Reproduce every item below word for word, keeping each line and its order unchanged.

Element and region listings

>> START

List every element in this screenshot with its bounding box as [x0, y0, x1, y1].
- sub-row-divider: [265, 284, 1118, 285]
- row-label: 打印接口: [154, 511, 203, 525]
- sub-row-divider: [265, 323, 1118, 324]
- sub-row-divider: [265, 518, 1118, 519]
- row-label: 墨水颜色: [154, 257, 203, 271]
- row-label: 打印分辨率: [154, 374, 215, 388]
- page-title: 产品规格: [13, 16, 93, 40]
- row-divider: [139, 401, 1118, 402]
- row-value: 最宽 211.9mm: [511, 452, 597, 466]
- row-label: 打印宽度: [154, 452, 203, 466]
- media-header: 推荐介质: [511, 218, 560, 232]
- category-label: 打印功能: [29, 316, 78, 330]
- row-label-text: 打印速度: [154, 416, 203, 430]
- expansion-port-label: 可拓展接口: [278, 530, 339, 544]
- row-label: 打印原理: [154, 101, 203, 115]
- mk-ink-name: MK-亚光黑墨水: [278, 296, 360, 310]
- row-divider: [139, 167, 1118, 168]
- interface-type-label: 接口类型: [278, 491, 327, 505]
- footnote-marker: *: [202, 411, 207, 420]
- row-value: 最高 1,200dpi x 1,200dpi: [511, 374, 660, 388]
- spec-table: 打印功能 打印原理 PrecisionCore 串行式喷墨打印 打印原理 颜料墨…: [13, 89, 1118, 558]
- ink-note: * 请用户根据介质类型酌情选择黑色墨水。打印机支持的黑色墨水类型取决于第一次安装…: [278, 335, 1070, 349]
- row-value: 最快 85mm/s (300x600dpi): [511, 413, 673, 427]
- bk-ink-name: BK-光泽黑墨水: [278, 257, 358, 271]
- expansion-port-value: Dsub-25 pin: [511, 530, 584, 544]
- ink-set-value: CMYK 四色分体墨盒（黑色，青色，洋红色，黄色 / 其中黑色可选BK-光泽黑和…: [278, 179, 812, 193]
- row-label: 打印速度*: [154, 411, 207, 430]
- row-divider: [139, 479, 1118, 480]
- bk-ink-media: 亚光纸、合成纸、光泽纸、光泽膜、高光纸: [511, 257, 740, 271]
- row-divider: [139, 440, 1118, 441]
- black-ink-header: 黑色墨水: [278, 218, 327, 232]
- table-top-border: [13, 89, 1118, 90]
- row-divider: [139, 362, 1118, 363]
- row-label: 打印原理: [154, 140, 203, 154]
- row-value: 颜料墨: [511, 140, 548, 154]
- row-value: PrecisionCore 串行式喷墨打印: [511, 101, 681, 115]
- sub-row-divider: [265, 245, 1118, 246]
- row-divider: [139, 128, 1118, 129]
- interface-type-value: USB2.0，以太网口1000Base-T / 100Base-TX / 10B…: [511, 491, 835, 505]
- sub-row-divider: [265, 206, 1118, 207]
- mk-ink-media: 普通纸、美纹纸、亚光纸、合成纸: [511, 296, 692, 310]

>> END

▶ **Task response**:
List every element in this screenshot with its bounding box as [x0, y0, x1, y1].
- sub-row-divider: [265, 284, 1118, 285]
- row-label: 打印接口: [154, 511, 203, 525]
- sub-row-divider: [265, 323, 1118, 324]
- sub-row-divider: [265, 518, 1118, 519]
- row-label: 墨水颜色: [154, 257, 203, 271]
- row-label: 打印分辨率: [154, 374, 215, 388]
- page-title: 产品规格: [13, 16, 93, 40]
- row-divider: [139, 401, 1118, 402]
- row-value: 最宽 211.9mm: [511, 452, 597, 466]
- row-label: 打印宽度: [154, 452, 203, 466]
- media-header: 推荐介质: [511, 218, 560, 232]
- category-label: 打印功能: [29, 316, 78, 330]
- row-label-text: 打印速度: [154, 416, 203, 430]
- expansion-port-label: 可拓展接口: [278, 530, 339, 544]
- row-label: 打印原理: [154, 101, 203, 115]
- mk-ink-name: MK-亚光黑墨水: [278, 296, 360, 310]
- row-divider: [139, 167, 1118, 168]
- interface-type-label: 接口类型: [278, 491, 327, 505]
- footnote-marker: *: [202, 411, 207, 420]
- row-value: 最高 1,200dpi x 1,200dpi: [511, 374, 660, 388]
- spec-table: 打印功能 打印原理 PrecisionCore 串行式喷墨打印 打印原理 颜料墨…: [13, 89, 1118, 558]
- ink-note: * 请用户根据介质类型酌情选择黑色墨水。打印机支持的黑色墨水类型取决于第一次安装…: [278, 335, 1070, 349]
- row-value: 最快 85mm/s (300x600dpi): [511, 413, 673, 427]
- bk-ink-name: BK-光泽黑墨水: [278, 257, 358, 271]
- expansion-port-value: Dsub-25 pin: [511, 530, 584, 544]
- ink-set-value: CMYK 四色分体墨盒（黑色，青色，洋红色，黄色 / 其中黑色可选BK-光泽黑和…: [278, 179, 812, 193]
- row-label: 打印速度*: [154, 411, 207, 430]
- row-divider: [139, 479, 1118, 480]
- bk-ink-media: 亚光纸、合成纸、光泽纸、光泽膜、高光纸: [511, 257, 740, 271]
- row-divider: [139, 440, 1118, 441]
- black-ink-header: 黑色墨水: [278, 218, 327, 232]
- table-top-border: [13, 89, 1118, 90]
- row-divider: [139, 362, 1118, 363]
- row-label: 打印原理: [154, 140, 203, 154]
- row-value: 颜料墨: [511, 140, 548, 154]
- row-value: PrecisionCore 串行式喷墨打印: [511, 101, 681, 115]
- sub-row-divider: [265, 245, 1118, 246]
- row-divider: [139, 128, 1118, 129]
- interface-type-value: USB2.0，以太网口1000Base-T / 100Base-TX / 10B…: [511, 491, 835, 505]
- sub-row-divider: [265, 206, 1118, 207]
- mk-ink-media: 普通纸、美纹纸、亚光纸、合成纸: [511, 296, 692, 310]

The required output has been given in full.